(Dataset excerpts)

================================

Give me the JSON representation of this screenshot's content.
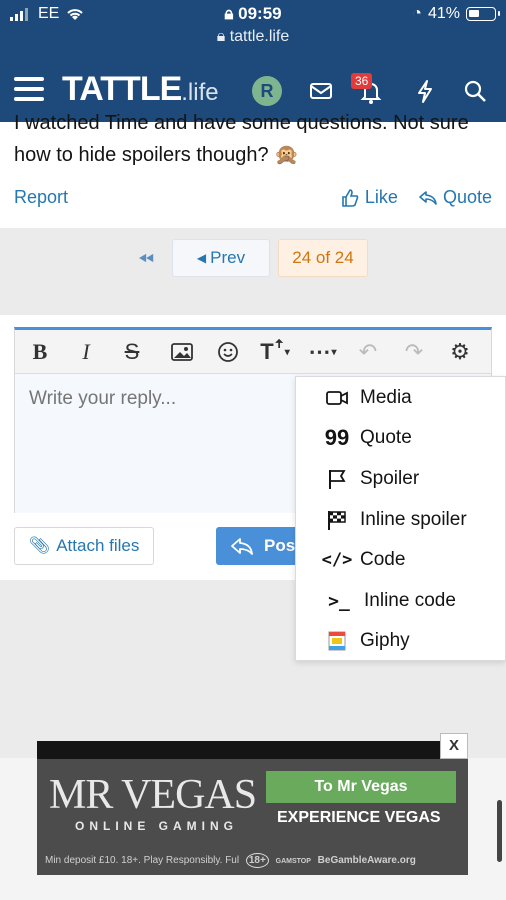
{
  "status_bar": {
    "carrier": "EE",
    "time": "09:59",
    "battery": "41%",
    "url": "tattle.life"
  },
  "header": {
    "logo_main": "TATTLE",
    "logo_sub": ".life",
    "avatar_letter": "R",
    "alert_count": "36"
  },
  "post": {
    "partial_line": "I watched Time and have some questions. Not sure",
    "text": "how to hide spoilers though? 🙊",
    "report_label": "Report",
    "like_label": "Like",
    "quote_label": "Quote"
  },
  "pagination": {
    "prev_label": "Prev",
    "current_label": "24 of 24"
  },
  "editor": {
    "placeholder": "Write your reply...",
    "attach_label": "Attach files",
    "post_label": "Post"
  },
  "insert_menu": {
    "items": [
      {
        "label": "Media",
        "icon": "video-icon"
      },
      {
        "label": "Quote",
        "icon": "quote-icon"
      },
      {
        "label": "Spoiler",
        "icon": "flag-icon"
      },
      {
        "label": "Inline spoiler",
        "icon": "checkered-flag-icon"
      },
      {
        "label": "Code",
        "icon": "code-icon"
      },
      {
        "label": "Inline code",
        "icon": "terminal-icon"
      },
      {
        "label": "Giphy",
        "icon": "giphy-icon"
      }
    ]
  },
  "ad": {
    "close_label": "X",
    "brand": "MR VEGAS",
    "brand_sub": "ONLINE GAMING",
    "cta": "To Mr Vegas",
    "tagline": "EXPERIENCE VEGAS",
    "fine_print": "Min deposit £10. 18+. Play Responsibly. Ful",
    "age_badge": "18+",
    "gamstop": "GAMSTOP",
    "begamble": "BeGambleAware.org"
  },
  "colors": {
    "header_bg": "#1d4a7a",
    "link": "#2577b1",
    "accent": "#4a90d9",
    "current_page": "#d1750f",
    "badge": "#e23b3b"
  }
}
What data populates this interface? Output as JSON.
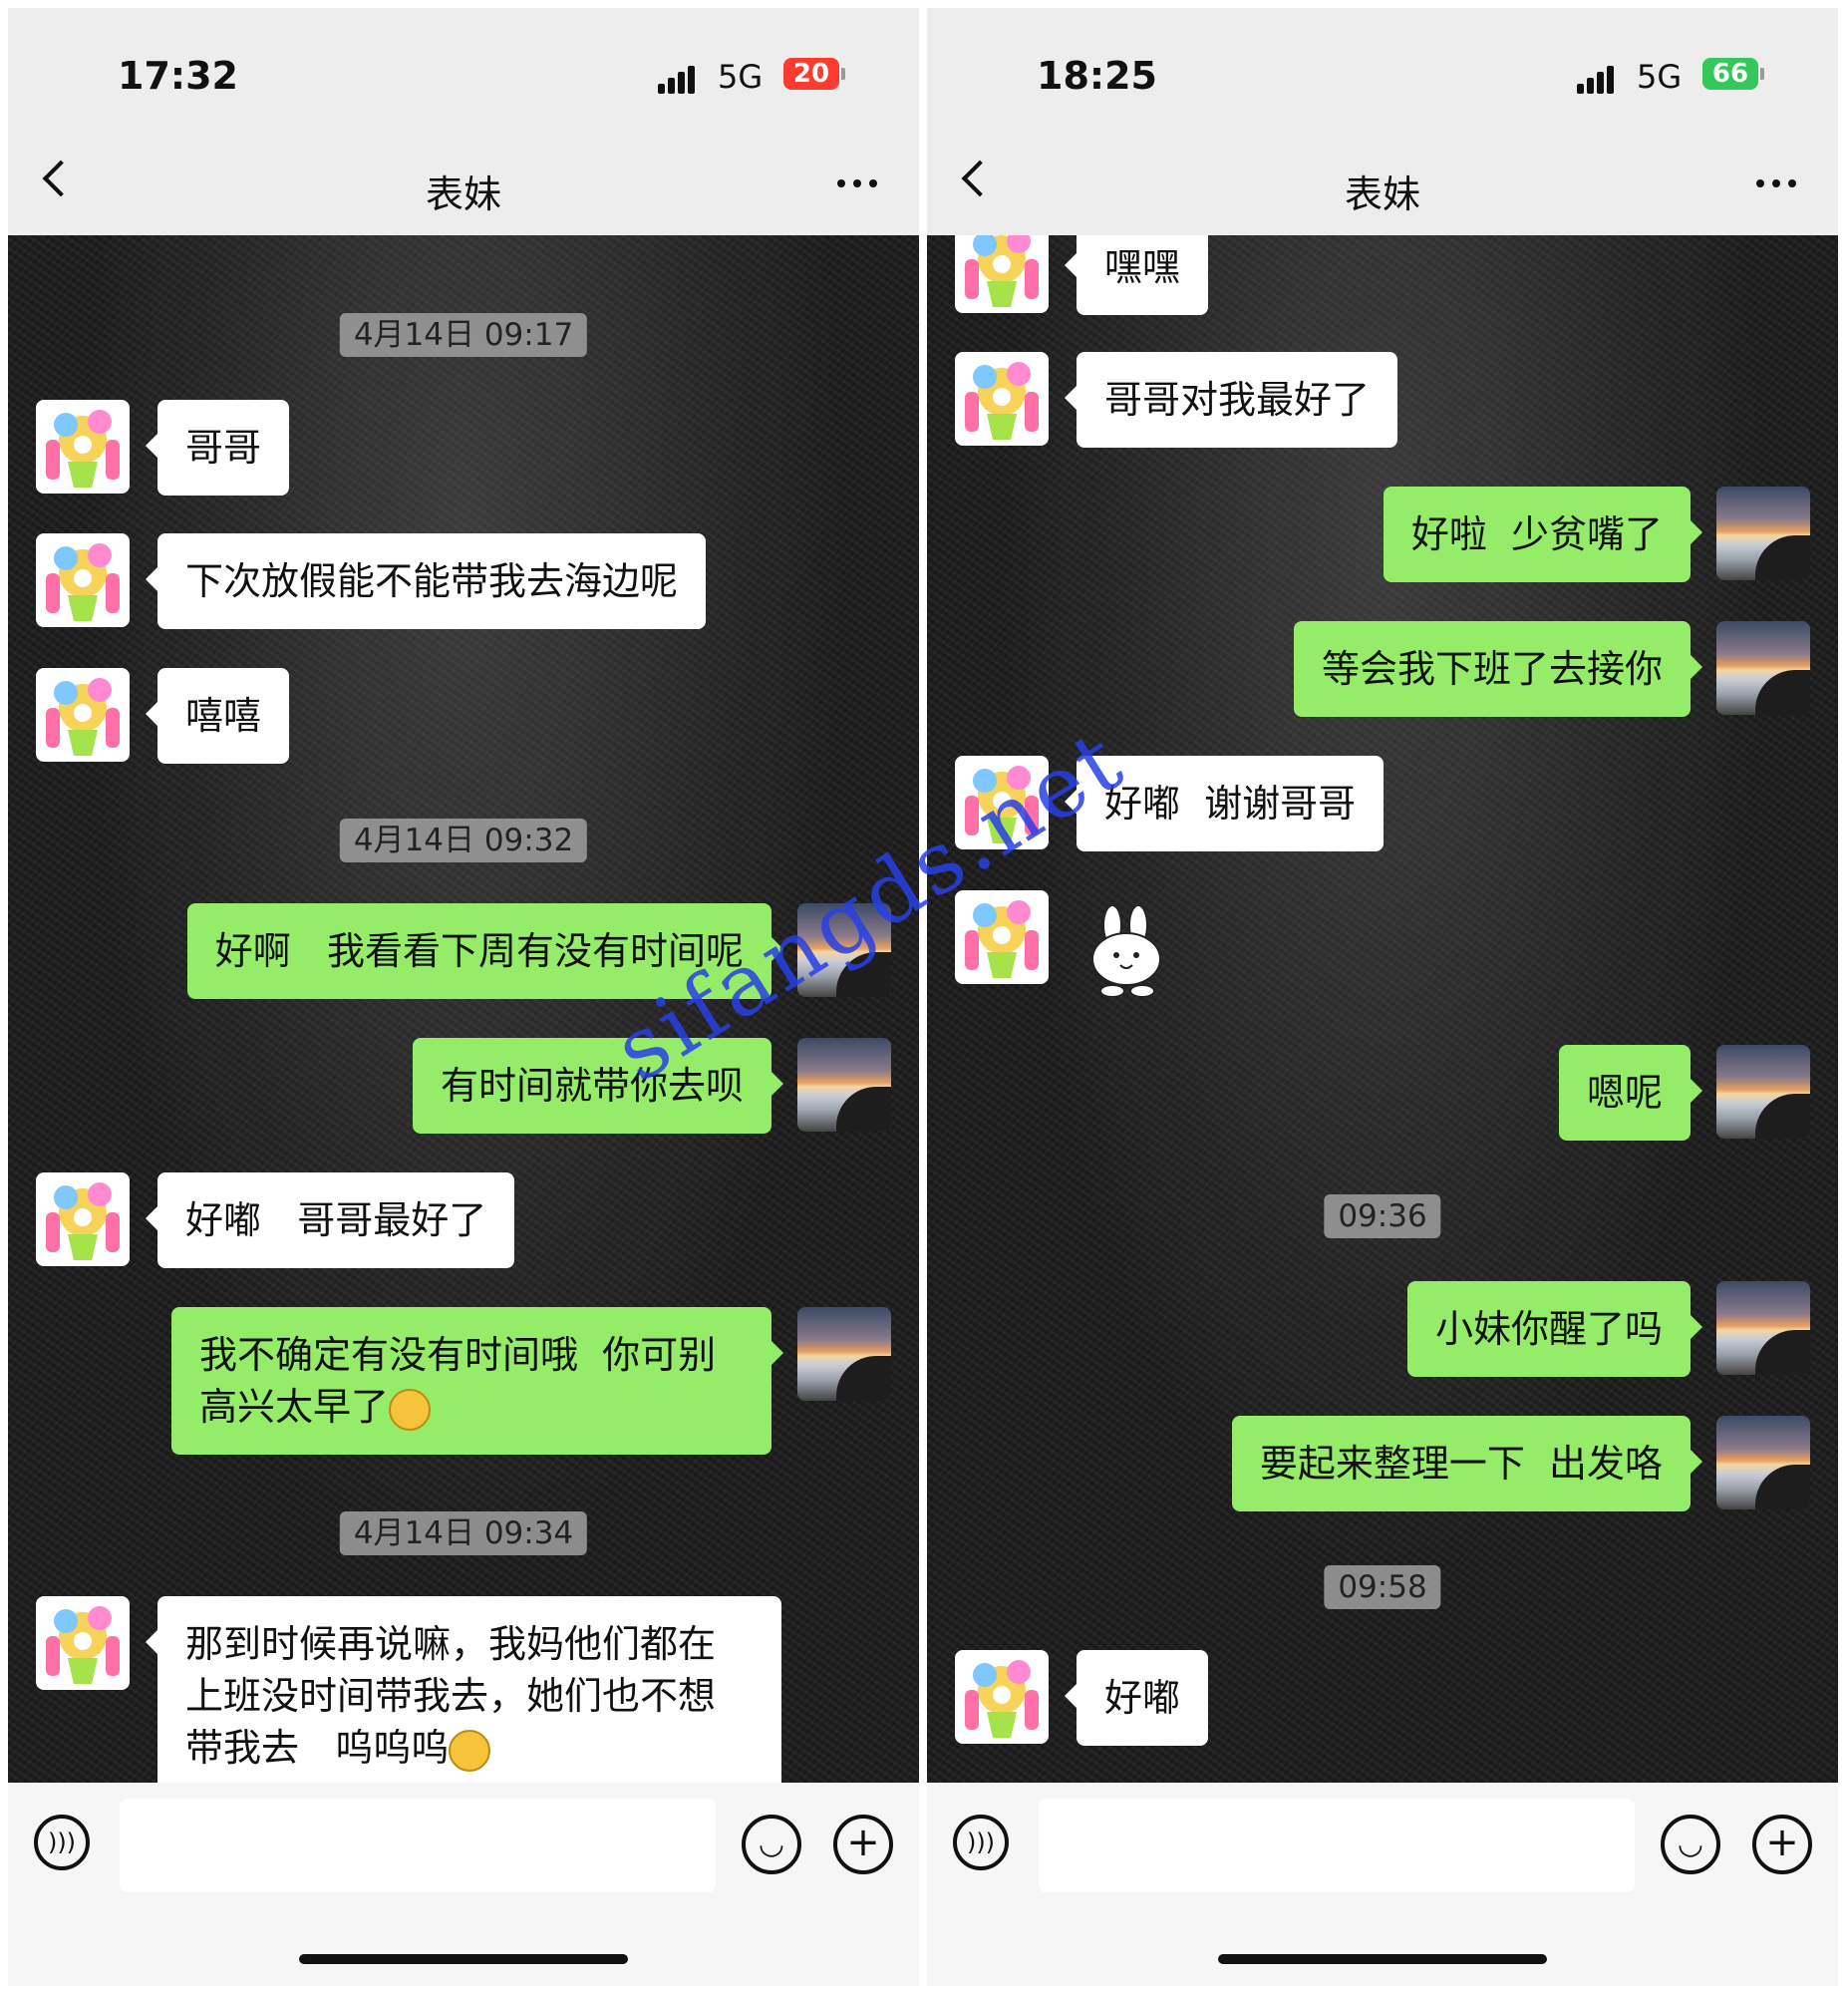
{
  "left": {
    "status": {
      "time": "17:32",
      "network": "5G",
      "battery": "20",
      "battery_color": "#ff3b30"
    },
    "nav": {
      "title": "表妹"
    },
    "stamps": [
      "4月14日 09:17",
      "4月14日 09:32",
      "4月14日 09:34"
    ],
    "messages": [
      "哥哥",
      "下次放假能不能带我去海边呢",
      "嘻嘻",
      "好啊   我看看下周有没有时间呢",
      "有时间就带你去呗",
      "好嘟   哥哥最好了",
      "我不确定有没有时间哦  你可别\n高兴太早了",
      "那到时候再说嘛，我妈他们都在\n上班没时间带我去，她们也不想\n带我去   呜呜呜"
    ]
  },
  "right": {
    "status": {
      "time": "18:25",
      "network": "5G",
      "battery": "66",
      "battery_color": "#34c759"
    },
    "nav": {
      "title": "表妹"
    },
    "stamps": [
      "09:36",
      "09:58"
    ],
    "messages": [
      "嘿嘿",
      "哥哥对我最好了",
      "好啦  少贫嘴了",
      "等会我下班了去接你",
      "好嘟  谢谢哥哥",
      "嗯呢",
      "小妹你醒了吗",
      "要起来整理一下  出发咯",
      "好嘟"
    ]
  },
  "watermark": "sifangds.net",
  "icons": [
    "back-icon",
    "more-icon",
    "voice-icon",
    "emoji-icon",
    "plus-icon",
    "signal-icon",
    "battery-icon"
  ],
  "colors": {
    "bubble_me": "#95ec69",
    "bubble_her": "#ffffff",
    "bar": "#ededed"
  }
}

================================

**TASK STATEMENT:**
Write out each line again precisely as it appears, skipping every picture.

**SOLUTION:**
Give me the JSON representation of this screenshot's content.
{
  "status_bar": {
    "carrier": "EE",
    "time": "09:59",
    "battery": "41%",
    "url": "tattle.life"
  },
  "header": {
    "logo_main": "TATTLE",
    "logo_sub": ".life",
    "avatar_letter": "R",
    "alert_count": "36"
  },
  "post": {
    "partial_line": "I watched Time and have some questions. Not sure",
    "text": "how to hide spoilers though? 🙊",
    "report_label": "Report",
    "like_label": "Like",
    "quote_label": "Quote"
  },
  "pagination": {
    "prev_label": "Prev",
    "current_label": "24 of 24"
  },
  "editor": {
    "placeholder": "Write your reply...",
    "attach_label": "Attach files",
    "post_label": "Post"
  },
  "insert_menu": {
    "items": [
      {
        "label": "Media",
        "icon": "video-icon"
      },
      {
        "label": "Quote",
        "icon": "quote-icon"
      },
      {
        "label": "Spoiler",
        "icon": "flag-icon"
      },
      {
        "label": "Inline spoiler",
        "icon": "checkered-flag-icon"
      },
      {
        "label": "Code",
        "icon": "code-icon"
      },
      {
        "label": "Inline code",
        "icon": "terminal-icon"
      },
      {
        "label": "Giphy",
        "icon": "giphy-icon"
      }
    ]
  },
  "ad": {
    "close_label": "X",
    "brand": "MR VEGAS",
    "brand_sub": "ONLINE GAMING",
    "cta": "To Mr Vegas",
    "tagline": "EXPERIENCE VEGAS",
    "fine_print": "Min deposit £10. 18+. Play Responsibly. Ful",
    "age_badge": "18+",
    "gamstop": "GAMSTOP",
    "begamble": "BeGambleAware.org"
  },
  "colors": {
    "header_bg": "#1d4a7a",
    "link": "#2577b1",
    "accent": "#4a90d9",
    "current_page": "#d1750f",
    "badge": "#e23b3b"
  }
}
What data populates this interface? Output as JSON.
{
  "left": {
    "status": {
      "time": "17:32",
      "network": "5G",
      "battery": "20",
      "battery_color": "#ff3b30"
    },
    "nav": {
      "title": "表妹"
    },
    "stamps": [
      "4月14日 09:17",
      "4月14日 09:32",
      "4月14日 09:34"
    ],
    "messages": [
      "哥哥",
      "下次放假能不能带我去海边呢",
      "嘻嘻",
      "好啊   我看看下周有没有时间呢",
      "有时间就带你去呗",
      "好嘟   哥哥最好了",
      "我不确定有没有时间哦  你可别\n高兴太早了",
      "那到时候再说嘛，我妈他们都在\n上班没时间带我去，她们也不想\n带我去   呜呜呜"
    ]
  },
  "right": {
    "status": {
      "time": "18:25",
      "network": "5G",
      "battery": "66",
      "battery_color": "#34c759"
    },
    "nav": {
      "title": "表妹"
    },
    "stamps": [
      "09:36",
      "09:58"
    ],
    "messages": [
      "嘿嘿",
      "哥哥对我最好了",
      "好啦  少贫嘴了",
      "等会我下班了去接你",
      "好嘟  谢谢哥哥",
      "嗯呢",
      "小妹你醒了吗",
      "要起来整理一下  出发咯",
      "好嘟"
    ]
  },
  "watermark": "sifangds.net",
  "icons": [
    "back-icon",
    "more-icon",
    "voice-icon",
    "emoji-icon",
    "plus-icon",
    "signal-icon",
    "battery-icon"
  ],
  "colors": {
    "bubble_me": "#95ec69",
    "bubble_her": "#ffffff",
    "bar": "#ededed"
  }
}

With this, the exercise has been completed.